>> Begin

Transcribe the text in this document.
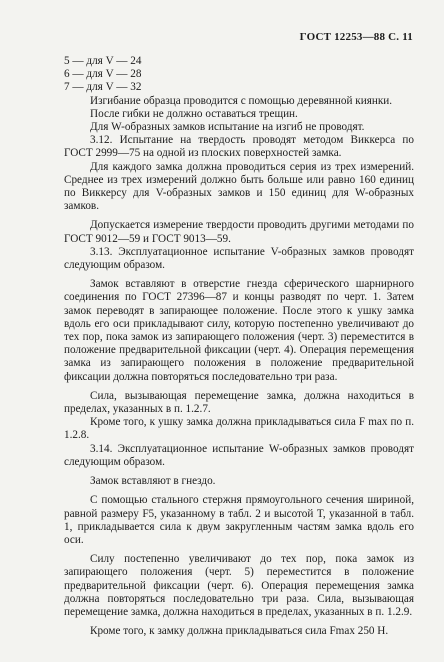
ГОСТ 12253—88 С. 11

5 — для V — 24

6 — для V — 28

7 — для V — 32

Изгибание образца проводится с помощью деревянной киянки.

После гибки не должно оставаться трещин.

Для W-образных замков испытание на изгиб не проводят.

3.12. Испытание на твердость проводят методом Виккерса по ГОСТ 2999—75 на одной из плоских поверхностей замка.

Для каждого замка должна проводиться серия из трех измерений. Среднее из трех измерений должно быть больше или равно 160 единиц по Виккерсу для V-образных замков и 150 единиц для W-образных замков.

Допускается измерение твердости проводить другими методами по ГОСТ 9012—59 и ГОСТ 9013—59.

3.13. Эксплуатационное испытание V-образных замков проводят следующим образом.

Замок вставляют в отверстие гнезда сферического шарнирного соединения по ГОСТ 27396—87 и концы разводят по черт. 1. Затем замок переводят в запирающее положение. После этого к ушку замка вдоль его оси прикладывают силу, которую постепенно увеличивают до тех пор, пока замок из запирающего положения (черт. 3) переместится в положение предварительной фиксации (черт. 4). Операция перемещения замка из запирающего положения в положение предварительной фиксации должна повторяться последовательно три раза.

Сила, вызывающая перемещение замка, должна находиться в пределах, указанных в п. 1.2.7.

Кроме того, к ушку замка должна прикладываться сила F max по п. 1.2.8.

3.14. Эксплуатационное испытание W-образных замков проводят следующим образом.

Замок вставляют в гнездо.

С помощью стального стержня прямоугольного сечения шириной, равной размеру F5, указанному в табл. 2 и высотой T, указанной в табл. 1, прикладывается сила к двум закругленным частям замка вдоль его оси.

Силу постепенно увеличивают до тех пор, пока замок из запирающего положения (черт. 5) переместится в положение предварительной фиксации (черт. 6). Операция перемещения замка должна повторяться последовательно три раза. Сила, вызывающая перемещение замка, должна находиться в пределах, указанных в п. 1.2.9.

Кроме того, к замку должна прикладываться сила Fmax 250 Н.
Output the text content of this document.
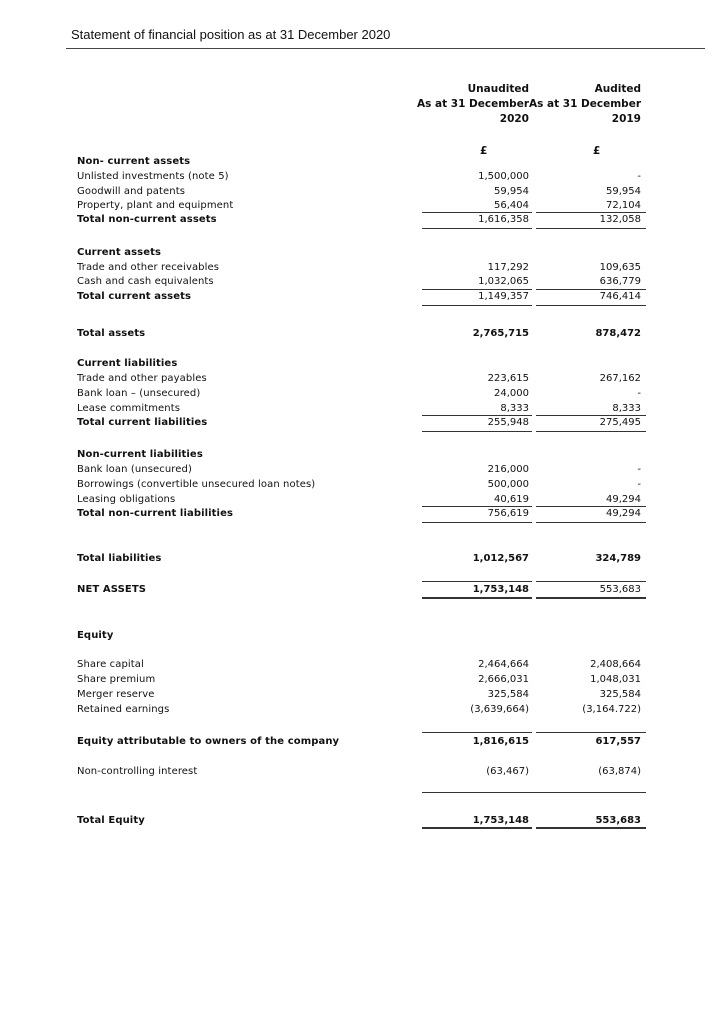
Statement of financial position as at 31 December 2020
Unaudited
As at 31 December
2020
Audited
As at 31 December
2019
£	£
Non- current assets
Unlisted investments (note 5)	1,500,000	-
Goodwill and patents	59,954	59,954
Property, plant and equipment	56,404	72,104
Total non-current assets	1,616,358	132,058
Current assets
Trade and other receivables	117,292	109,635
Cash and cash equivalents	1,032,065	636,779
Total current assets	1,149,357	746,414
Total assets	2,765,715	878,472
Current liabilities
Trade and other payables	223,615	267,162
Bank loan – (unsecured)	24,000	-
Lease commitments	8,333	8,333
Total current liabilities	255,948	275,495
Non-current liabilities
Bank loan (unsecured)	216,000	-
Borrowings (convertible unsecured loan notes)	500,000	-
Leasing obligations	40,619	49,294
Total non-current liabilities	756,619	49,294
Total liabilities	1,012,567	324,789
NET ASSETS	1,753,148	553,683
Equity
Share capital	2,464,664	2,408,664
Share premium	2,666,031	1,048,031
Merger reserve	325,584	325,584
Retained earnings	(3,639,664)	(3,164.722)
Equity attributable to owners of the company	1,816,615	617,557
Non-controlling interest	(63,467)	(63,874)
Total Equity	1,753,148	553,683
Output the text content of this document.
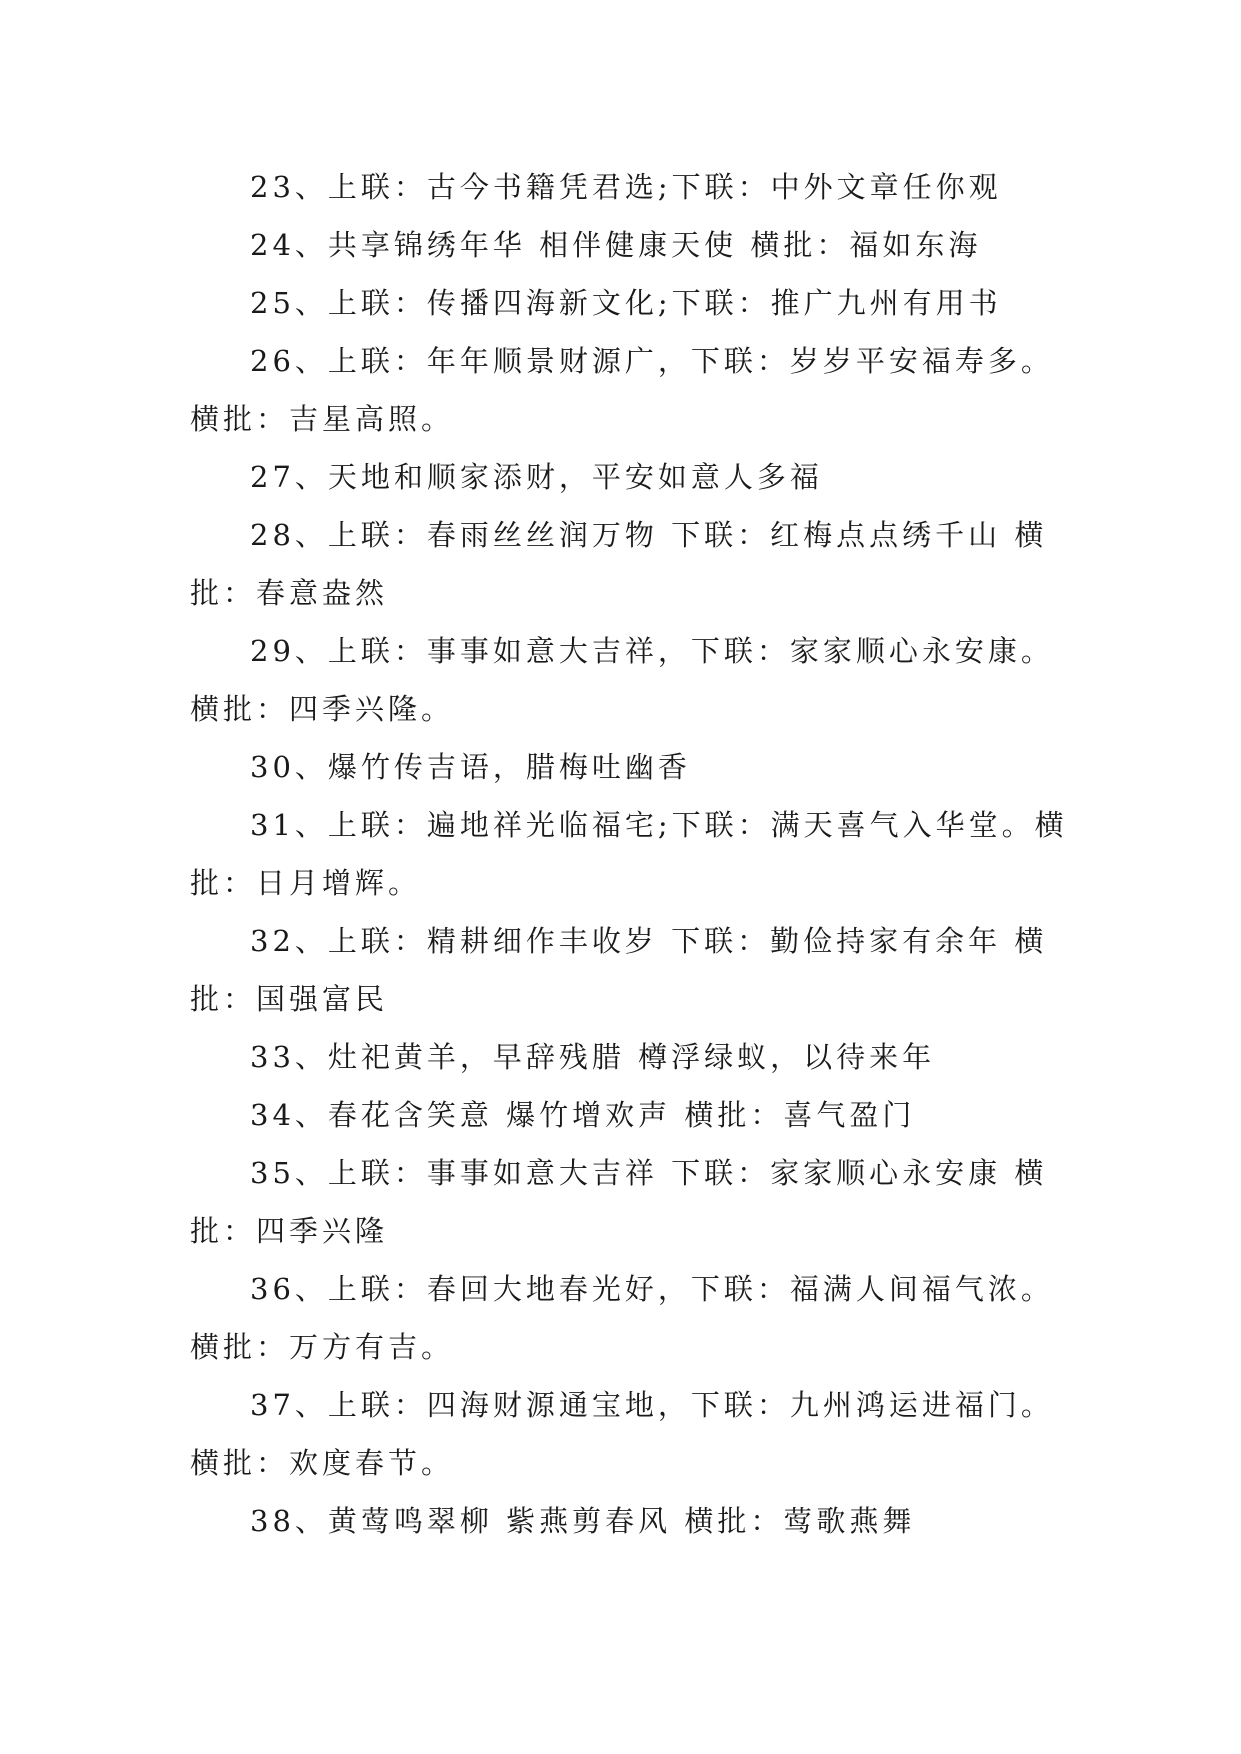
23、上联：古今书籍凭君选;下联：中外文章任你观

24、共享锦绣年华 相伴健康天使 横批：福如东海

25、上联：传播四海新文化;下联：推广九州有用书

26、上联：年年顺景财源广，下联：岁岁平安福寿多。横批：吉星高照。

27、天地和顺家添财，平安如意人多福

28、上联：春雨丝丝润万物 下联：红梅点点绣千山 横批：春意盎然

29、上联：事事如意大吉祥，下联：家家顺心永安康。横批：四季兴隆。

30、爆竹传吉语，腊梅吐幽香

31、上联：遍地祥光临福宅;下联：满天喜气入华堂。横批：日月增辉。

32、上联：精耕细作丰收岁 下联：勤俭持家有余年 横批：国强富民

33、灶祀黄羊，早辞残腊 樽浮绿蚁，以待来年

34、春花含笑意 爆竹增欢声 横批：喜气盈门

35、上联：事事如意大吉祥 下联：家家顺心永安康 横批：四季兴隆

36、上联：春回大地春光好，下联：福满人间福气浓。横批：万方有吉。

37、上联：四海财源通宝地，下联：九州鸿运进福门。横批：欢度春节。

38、黄莺鸣翠柳 紫燕剪春风 横批：莺歌燕舞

>> End

> [Prompt] Your copy should repeat each entry above exactly but contain no pictures.

> [Response to this task]
Transcribe the text in this document.
ГОСТ 12253—88 С. 11

5 — для V — 24

6 — для V — 28

7 — для V — 32

Изгибание образца проводится с помощью деревянной киянки.

После гибки не должно оставаться трещин.

Для W-образных замков испытание на изгиб не проводят.

3.12. Испытание на твердость проводят методом Виккерса по ГОСТ 2999—75 на одной из плоских поверхностей замка.

Для каждого замка должна проводиться серия из трех измерений. Среднее из трех измерений должно быть больше или равно 160 единиц по Виккерсу для V-образных замков и 150 единиц для W-образных замков.

Допускается измерение твердости проводить другими методами по ГОСТ 9012—59 и ГОСТ 9013—59.

3.13. Эксплуатационное испытание V-образных замков проводят следующим образом.

Замок вставляют в отверстие гнезда сферического шарнирного соединения по ГОСТ 27396—87 и концы разводят по черт. 1. Затем замок переводят в запирающее положение. После этого к ушку замка вдоль его оси прикладывают силу, которую постепенно увеличивают до тех пор, пока замок из запирающего положения (черт. 3) переместится в положение предварительной фиксации (черт. 4). Операция перемещения замка из запирающего положения в положение предварительной фиксации должна повторяться последовательно три раза.

Сила, вызывающая перемещение замка, должна находиться в пределах, указанных в п. 1.2.7.

Кроме того, к ушку замка должна прикладываться сила F max по п. 1.2.8.

3.14. Эксплуатационное испытание W-образных замков проводят следующим образом.

Замок вставляют в гнездо.

С помощью стального стержня прямоугольного сечения шириной, равной размеру F5, указанному в табл. 2 и высотой T, указанной в табл. 1, прикладывается сила к двум закругленным частям замка вдоль его оси.

Силу постепенно увеличивают до тех пор, пока замок из запирающего положения (черт. 5) переместится в положение предварительной фиксации (черт. 6). Операция перемещения замка должна повторяться последовательно три раза. Сила, вызывающая перемещение замка, должна находиться в пределах, указанных в п. 1.2.9.

Кроме того, к замку должна прикладываться сила Fmax 250 Н.
Output the text content of this document.
Statement of financial position as at 31 December 2020
Unaudited
As at 31 December
2020
Audited
As at 31 December
2019
£	£
Non- current assets
Unlisted investments (note 5)	1,500,000	-
Goodwill and patents	59,954	59,954
Property, plant and equipment	56,404	72,104
Total non-current assets	1,616,358	132,058
Current assets
Trade and other receivables	117,292	109,635
Cash and cash equivalents	1,032,065	636,779
Total current assets	1,149,357	746,414
Total assets	2,765,715	878,472
Current liabilities
Trade and other payables	223,615	267,162
Bank loan – (unsecured)	24,000	-
Lease commitments	8,333	8,333
Total current liabilities	255,948	275,495
Non-current liabilities
Bank loan (unsecured)	216,000	-
Borrowings (convertible unsecured loan notes)	500,000	-
Leasing obligations	40,619	49,294
Total non-current liabilities	756,619	49,294
Total liabilities	1,012,567	324,789
NET ASSETS	1,753,148	553,683
Equity
Share capital	2,464,664	2,408,664
Share premium	2,666,031	1,048,031
Merger reserve	325,584	325,584
Retained earnings	(3,639,664)	(3,164.722)
Equity attributable to owners of the company	1,816,615	617,557
Non-controlling interest	(63,467)	(63,874)
Total Equity	1,753,148	553,683
Output the text content of this document.
23、上联：古今书籍凭君选;下联：中外文章任你观

24、共享锦绣年华 相伴健康天使 横批：福如东海

25、上联：传播四海新文化;下联：推广九州有用书

26、上联：年年顺景财源广，下联：岁岁平安福寿多。横批：吉星高照。

27、天地和顺家添财，平安如意人多福

28、上联：春雨丝丝润万物 下联：红梅点点绣千山 横批：春意盎然

29、上联：事事如意大吉祥，下联：家家顺心永安康。横批：四季兴隆。

30、爆竹传吉语，腊梅吐幽香

31、上联：遍地祥光临福宅;下联：满天喜气入华堂。横批：日月增辉。

32、上联：精耕细作丰收岁 下联：勤俭持家有余年 横批：国强富民

33、灶祀黄羊，早辞残腊 樽浮绿蚁，以待来年

34、春花含笑意 爆竹增欢声 横批：喜气盈门

35、上联：事事如意大吉祥 下联：家家顺心永安康 横批：四季兴隆

36、上联：春回大地春光好，下联：福满人间福气浓。横批：万方有吉。

37、上联：四海财源通宝地，下联：九州鸿运进福门。横批：欢度春节。

38、黄莺鸣翠柳 紫燕剪春风 横批：莺歌燕舞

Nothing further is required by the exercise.